## Directions for this task
Go through the material and write it all out exactly, minus the pictures.

[Data records]
----

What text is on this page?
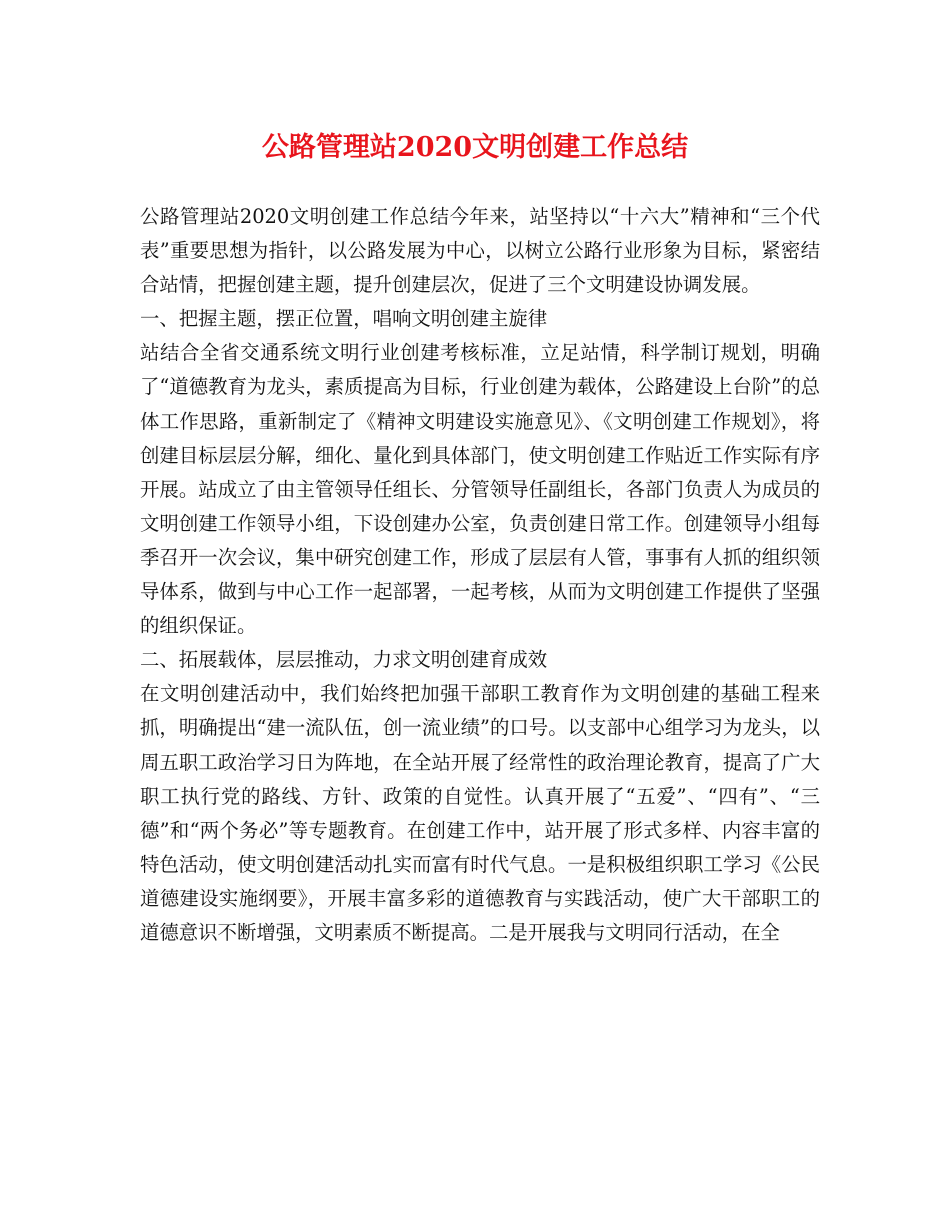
公路管理站2020文明创建工作总结

公路管理站2020文明创建工作总结今年来，站坚持以“十六大”精神和“三个代表”重要思想为指针，以公路发展为中心，以树立公路行业形象为目标，紧密结合站情，把握创建主题，提升创建层次，促进了三个文明建设协调发展。

一、把握主题，摆正位置，唱响文明创建主旋律

站结合全省交通系统文明行业创建考核标准，立足站情，科学制订规划，明确了“道德教育为龙头，素质提高为目标，行业创建为载体，公路建设上台阶”的总体工作思路，重新制定了《精神文明建设实施意见》、《文明创建工作规划》，将创建目标层层分解，细化、量化到具体部门，使文明创建工作贴近工作实际有序开展。站成立了由主管领导任组长、分管领导任副组长，各部门负责人为成员的文明创建工作领导小组，下设创建办公室，负责创建日常工作。创建领导小组每季召开一次会议，集中研究创建工作，形成了层层有人管，事事有人抓的组织领导体系，做到与中心工作一起部署，一起考核，从而为文明创建工作提供了坚强的组织保证。

二、拓展载体，层层推动，力求文明创建育成效

在文明创建活动中，我们始终把加强干部职工教育作为文明创建的基础工程来抓，明确提出“建一流队伍，创一流业绩”的口号。以支部中心组学习为龙头，以周五职工政治学习日为阵地，在全站开展了经常性的政治理论教育，提高了广大职工执行党的路线、方针、政策的自觉性。认真开展了“五爱”、“四有”、“三德”和“两个务必”等专题教育。在创建工作中，站开展了形式多样、内容丰富的特色活动，使文明创建活动扎实而富有时代气息。一是积极组织职工学习《公民道德建设实施纲要》，开展丰富多彩的道德教育与实践活动，使广大干部职工的道德意识不断增强，文明素质不断提高。二是开展我与文明同行活动，在全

----

## Output of the task
What text is on this page?
公路管理站2020文明创建工作总结

公路管理站2020文明创建工作总结今年来，站坚持以“十六大”精神和“三个代表”重要思想为指针，以公路发展为中心，以树立公路行业形象为目标，紧密结合站情，把握创建主题，提升创建层次，促进了三个文明建设协调发展。

一、把握主题，摆正位置，唱响文明创建主旋律

站结合全省交通系统文明行业创建考核标准，立足站情，科学制订规划，明确了“道德教育为龙头，素质提高为目标，行业创建为载体，公路建设上台阶”的总体工作思路，重新制定了《精神文明建设实施意见》、《文明创建工作规划》，将创建目标层层分解，细化、量化到具体部门，使文明创建工作贴近工作实际有序开展。站成立了由主管领导任组长、分管领导任副组长，各部门负责人为成员的文明创建工作领导小组，下设创建办公室，负责创建日常工作。创建领导小组每季召开一次会议，集中研究创建工作，形成了层层有人管，事事有人抓的组织领导体系，做到与中心工作一起部署，一起考核，从而为文明创建工作提供了坚强的组织保证。

二、拓展载体，层层推动，力求文明创建育成效

在文明创建活动中，我们始终把加强干部职工教育作为文明创建的基础工程来抓，明确提出“建一流队伍，创一流业绩”的口号。以支部中心组学习为龙头，以周五职工政治学习日为阵地，在全站开展了经常性的政治理论教育，提高了广大职工执行党的路线、方针、政策的自觉性。认真开展了“五爱”、“四有”、“三德”和“两个务必”等专题教育。在创建工作中，站开展了形式多样、内容丰富的特色活动，使文明创建活动扎实而富有时代气息。一是积极组织职工学习《公民道德建设实施纲要》，开展丰富多彩的道德教育与实践活动，使广大干部职工的道德意识不断增强，文明素质不断提高。二是开展我与文明同行活动，在全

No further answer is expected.